* _Objective_
Scan the listing below for the word "Crossing" and state how many lines hold it. Write nothing but the number.
- - -
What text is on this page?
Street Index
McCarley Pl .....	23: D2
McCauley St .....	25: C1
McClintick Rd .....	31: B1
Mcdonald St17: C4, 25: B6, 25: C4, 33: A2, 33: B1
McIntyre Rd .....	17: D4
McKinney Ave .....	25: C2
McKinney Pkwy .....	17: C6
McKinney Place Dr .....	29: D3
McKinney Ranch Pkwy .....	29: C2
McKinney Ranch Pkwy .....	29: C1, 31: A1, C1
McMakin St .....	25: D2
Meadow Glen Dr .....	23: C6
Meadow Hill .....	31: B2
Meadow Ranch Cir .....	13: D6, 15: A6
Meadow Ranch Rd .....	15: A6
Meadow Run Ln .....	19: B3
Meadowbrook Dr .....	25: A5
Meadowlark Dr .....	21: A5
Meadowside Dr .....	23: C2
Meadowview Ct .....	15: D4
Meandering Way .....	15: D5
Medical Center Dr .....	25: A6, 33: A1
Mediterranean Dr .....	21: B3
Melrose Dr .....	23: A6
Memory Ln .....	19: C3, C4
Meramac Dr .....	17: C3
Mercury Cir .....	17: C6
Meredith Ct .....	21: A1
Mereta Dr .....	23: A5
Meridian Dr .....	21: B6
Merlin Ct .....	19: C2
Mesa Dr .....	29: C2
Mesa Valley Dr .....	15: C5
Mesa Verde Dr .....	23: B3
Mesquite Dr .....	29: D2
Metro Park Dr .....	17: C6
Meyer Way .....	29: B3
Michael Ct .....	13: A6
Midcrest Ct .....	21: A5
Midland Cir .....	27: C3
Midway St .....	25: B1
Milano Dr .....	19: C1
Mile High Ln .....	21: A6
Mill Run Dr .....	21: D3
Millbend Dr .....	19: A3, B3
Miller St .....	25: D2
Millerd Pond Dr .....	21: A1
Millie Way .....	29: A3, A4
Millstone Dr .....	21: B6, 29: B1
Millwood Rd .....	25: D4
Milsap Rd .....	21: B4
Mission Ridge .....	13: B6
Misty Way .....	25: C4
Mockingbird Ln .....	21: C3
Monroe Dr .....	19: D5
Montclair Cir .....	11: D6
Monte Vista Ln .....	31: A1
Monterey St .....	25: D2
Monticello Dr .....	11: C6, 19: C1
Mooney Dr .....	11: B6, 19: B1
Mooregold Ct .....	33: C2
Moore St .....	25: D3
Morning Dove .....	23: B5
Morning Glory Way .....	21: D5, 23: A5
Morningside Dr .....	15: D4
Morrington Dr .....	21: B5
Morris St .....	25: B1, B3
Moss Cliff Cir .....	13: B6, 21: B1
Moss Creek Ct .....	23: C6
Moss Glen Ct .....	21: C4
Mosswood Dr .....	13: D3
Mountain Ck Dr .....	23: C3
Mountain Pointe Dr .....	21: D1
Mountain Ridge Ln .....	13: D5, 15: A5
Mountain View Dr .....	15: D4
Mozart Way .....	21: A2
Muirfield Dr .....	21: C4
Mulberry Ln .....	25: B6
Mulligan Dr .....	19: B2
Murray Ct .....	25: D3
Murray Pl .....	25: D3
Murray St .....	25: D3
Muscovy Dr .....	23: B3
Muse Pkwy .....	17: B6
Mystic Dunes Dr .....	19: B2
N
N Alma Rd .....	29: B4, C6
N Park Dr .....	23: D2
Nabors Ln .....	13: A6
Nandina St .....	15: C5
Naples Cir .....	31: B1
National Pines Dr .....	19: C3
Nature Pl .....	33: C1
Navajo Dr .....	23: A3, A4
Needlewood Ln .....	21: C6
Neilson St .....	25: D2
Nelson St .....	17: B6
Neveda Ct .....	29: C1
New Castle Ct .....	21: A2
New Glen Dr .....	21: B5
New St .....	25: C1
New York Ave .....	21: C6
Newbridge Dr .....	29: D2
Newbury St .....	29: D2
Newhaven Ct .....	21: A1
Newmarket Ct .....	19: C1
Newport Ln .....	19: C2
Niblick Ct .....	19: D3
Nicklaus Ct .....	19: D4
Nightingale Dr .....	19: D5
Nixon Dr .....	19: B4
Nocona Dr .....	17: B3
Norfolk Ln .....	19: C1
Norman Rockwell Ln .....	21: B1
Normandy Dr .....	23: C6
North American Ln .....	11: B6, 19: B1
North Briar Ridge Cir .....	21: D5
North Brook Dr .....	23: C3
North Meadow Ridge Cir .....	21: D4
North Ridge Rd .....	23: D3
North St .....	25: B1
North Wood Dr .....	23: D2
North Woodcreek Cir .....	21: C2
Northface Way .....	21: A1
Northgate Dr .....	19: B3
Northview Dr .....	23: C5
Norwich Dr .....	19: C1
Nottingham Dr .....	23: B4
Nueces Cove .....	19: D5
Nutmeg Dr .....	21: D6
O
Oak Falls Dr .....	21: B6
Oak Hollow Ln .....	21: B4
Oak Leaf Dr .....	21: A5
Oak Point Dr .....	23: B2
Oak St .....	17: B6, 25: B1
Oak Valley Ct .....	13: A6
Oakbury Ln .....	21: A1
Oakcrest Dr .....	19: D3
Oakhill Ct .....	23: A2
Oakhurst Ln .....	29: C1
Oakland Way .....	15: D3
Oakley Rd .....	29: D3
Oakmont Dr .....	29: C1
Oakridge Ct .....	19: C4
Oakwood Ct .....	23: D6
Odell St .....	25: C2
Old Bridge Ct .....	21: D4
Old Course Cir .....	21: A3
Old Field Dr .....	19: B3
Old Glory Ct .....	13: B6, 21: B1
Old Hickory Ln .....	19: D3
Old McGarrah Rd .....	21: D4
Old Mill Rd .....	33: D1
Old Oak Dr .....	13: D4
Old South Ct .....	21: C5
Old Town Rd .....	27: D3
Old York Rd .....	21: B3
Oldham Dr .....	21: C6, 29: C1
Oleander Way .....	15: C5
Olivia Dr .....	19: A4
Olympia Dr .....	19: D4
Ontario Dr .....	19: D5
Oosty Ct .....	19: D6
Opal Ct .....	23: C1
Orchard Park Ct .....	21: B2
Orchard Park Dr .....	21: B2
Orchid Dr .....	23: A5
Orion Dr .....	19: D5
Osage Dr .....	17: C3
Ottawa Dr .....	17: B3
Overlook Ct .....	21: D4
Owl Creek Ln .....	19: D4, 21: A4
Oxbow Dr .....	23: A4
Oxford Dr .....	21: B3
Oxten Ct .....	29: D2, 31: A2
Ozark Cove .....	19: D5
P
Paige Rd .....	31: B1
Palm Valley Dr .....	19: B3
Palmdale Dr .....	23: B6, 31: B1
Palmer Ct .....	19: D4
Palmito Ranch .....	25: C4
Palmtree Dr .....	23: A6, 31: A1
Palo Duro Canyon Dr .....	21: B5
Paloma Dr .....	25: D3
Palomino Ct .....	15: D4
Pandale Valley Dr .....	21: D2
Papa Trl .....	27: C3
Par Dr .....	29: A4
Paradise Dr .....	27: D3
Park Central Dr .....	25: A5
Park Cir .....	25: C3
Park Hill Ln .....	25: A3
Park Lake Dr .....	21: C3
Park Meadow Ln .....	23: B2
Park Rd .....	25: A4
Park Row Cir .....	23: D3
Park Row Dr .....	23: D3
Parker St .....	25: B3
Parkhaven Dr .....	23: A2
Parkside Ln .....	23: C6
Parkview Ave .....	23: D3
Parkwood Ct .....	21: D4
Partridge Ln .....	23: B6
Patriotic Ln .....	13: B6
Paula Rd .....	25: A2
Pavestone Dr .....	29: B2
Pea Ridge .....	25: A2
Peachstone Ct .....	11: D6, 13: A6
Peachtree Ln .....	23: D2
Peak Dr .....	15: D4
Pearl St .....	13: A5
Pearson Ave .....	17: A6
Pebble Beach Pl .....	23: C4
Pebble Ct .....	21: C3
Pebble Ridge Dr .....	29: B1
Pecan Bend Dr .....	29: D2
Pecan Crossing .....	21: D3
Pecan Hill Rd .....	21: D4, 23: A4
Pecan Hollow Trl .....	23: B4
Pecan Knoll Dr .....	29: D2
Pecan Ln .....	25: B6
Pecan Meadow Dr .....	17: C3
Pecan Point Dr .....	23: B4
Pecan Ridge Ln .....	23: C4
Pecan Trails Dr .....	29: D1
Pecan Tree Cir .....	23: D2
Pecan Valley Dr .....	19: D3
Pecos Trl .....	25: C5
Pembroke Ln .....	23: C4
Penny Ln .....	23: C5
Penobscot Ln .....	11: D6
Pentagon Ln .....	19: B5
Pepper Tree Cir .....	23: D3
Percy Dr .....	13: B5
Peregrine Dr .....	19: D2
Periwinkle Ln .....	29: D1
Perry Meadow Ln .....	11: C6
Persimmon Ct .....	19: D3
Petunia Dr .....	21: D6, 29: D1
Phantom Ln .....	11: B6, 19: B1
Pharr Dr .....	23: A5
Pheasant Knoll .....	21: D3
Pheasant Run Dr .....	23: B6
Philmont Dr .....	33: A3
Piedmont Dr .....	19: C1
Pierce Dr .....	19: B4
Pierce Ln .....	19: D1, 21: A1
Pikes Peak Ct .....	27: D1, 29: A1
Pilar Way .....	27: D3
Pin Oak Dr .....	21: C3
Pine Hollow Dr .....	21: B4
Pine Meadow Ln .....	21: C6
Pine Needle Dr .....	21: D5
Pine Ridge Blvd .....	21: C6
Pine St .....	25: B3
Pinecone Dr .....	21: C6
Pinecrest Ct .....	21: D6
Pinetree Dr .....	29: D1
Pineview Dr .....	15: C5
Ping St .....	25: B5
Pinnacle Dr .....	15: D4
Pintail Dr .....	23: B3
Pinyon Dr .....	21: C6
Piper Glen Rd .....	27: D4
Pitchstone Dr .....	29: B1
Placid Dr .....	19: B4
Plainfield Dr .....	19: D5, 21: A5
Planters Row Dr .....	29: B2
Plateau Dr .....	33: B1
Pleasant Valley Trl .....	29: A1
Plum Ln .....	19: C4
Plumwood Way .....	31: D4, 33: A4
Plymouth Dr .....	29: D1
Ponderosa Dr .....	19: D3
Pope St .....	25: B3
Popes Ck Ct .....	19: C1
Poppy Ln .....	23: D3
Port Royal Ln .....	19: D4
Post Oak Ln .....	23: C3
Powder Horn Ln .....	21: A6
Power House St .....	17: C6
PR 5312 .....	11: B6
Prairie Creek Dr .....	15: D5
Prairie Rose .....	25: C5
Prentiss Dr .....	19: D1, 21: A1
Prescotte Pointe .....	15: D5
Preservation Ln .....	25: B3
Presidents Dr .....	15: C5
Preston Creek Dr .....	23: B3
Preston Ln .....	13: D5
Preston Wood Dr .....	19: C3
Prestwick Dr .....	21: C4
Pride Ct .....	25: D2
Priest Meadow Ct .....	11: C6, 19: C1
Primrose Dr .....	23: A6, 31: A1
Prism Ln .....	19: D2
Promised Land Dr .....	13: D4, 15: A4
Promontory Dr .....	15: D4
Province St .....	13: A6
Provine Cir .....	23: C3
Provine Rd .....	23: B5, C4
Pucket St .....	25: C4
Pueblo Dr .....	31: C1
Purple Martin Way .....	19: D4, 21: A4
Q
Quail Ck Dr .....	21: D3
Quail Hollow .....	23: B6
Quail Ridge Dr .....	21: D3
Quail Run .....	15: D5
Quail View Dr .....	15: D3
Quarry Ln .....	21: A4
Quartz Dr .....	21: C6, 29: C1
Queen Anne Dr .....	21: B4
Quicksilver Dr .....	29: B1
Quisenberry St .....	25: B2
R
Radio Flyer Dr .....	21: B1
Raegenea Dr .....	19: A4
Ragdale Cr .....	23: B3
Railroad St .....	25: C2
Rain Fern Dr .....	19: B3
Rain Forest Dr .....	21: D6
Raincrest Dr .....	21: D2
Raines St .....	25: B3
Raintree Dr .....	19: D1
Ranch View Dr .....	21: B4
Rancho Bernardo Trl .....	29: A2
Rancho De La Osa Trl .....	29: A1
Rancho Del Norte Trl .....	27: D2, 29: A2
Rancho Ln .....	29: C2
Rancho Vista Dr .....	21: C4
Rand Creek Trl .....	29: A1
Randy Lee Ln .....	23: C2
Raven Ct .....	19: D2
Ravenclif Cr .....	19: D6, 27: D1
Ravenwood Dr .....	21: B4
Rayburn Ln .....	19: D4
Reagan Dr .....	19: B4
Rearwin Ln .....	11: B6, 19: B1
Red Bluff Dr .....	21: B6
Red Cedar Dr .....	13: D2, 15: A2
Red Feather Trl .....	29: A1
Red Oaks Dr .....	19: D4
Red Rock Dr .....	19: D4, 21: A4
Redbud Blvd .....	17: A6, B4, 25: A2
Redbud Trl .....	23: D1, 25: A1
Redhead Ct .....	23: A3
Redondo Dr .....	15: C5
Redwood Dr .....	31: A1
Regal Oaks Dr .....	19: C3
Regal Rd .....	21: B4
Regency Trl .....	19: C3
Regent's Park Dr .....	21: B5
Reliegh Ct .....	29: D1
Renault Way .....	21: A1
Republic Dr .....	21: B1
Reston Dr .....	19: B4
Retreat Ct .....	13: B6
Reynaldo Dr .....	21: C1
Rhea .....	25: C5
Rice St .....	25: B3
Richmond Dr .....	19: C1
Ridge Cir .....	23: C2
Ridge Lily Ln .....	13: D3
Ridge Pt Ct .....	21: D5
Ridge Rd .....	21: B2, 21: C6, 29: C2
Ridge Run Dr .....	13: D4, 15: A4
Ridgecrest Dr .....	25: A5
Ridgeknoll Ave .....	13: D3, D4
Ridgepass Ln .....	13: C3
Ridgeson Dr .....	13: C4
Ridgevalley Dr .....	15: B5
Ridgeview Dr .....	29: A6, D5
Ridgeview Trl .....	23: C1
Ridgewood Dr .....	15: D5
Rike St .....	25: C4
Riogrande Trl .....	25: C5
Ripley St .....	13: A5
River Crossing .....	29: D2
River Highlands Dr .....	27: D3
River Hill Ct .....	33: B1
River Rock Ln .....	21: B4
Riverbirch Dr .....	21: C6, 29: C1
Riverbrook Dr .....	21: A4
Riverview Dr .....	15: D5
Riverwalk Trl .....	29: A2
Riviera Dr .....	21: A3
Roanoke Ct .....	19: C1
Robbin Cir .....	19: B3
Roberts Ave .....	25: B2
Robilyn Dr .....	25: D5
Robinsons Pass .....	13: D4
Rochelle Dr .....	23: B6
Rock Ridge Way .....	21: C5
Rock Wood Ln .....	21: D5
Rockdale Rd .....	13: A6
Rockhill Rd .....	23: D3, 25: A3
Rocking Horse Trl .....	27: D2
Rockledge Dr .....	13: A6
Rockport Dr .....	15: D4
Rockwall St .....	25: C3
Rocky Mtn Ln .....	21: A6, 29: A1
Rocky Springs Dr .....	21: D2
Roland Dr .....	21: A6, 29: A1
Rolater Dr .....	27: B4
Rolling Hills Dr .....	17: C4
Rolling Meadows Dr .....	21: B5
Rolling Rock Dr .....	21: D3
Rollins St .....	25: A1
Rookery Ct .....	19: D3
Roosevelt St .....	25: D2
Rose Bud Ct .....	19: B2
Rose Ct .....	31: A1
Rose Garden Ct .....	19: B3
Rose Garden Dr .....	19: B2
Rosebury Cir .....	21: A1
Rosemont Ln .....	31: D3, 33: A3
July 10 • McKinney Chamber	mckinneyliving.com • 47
- - -
* _Exercise output_
2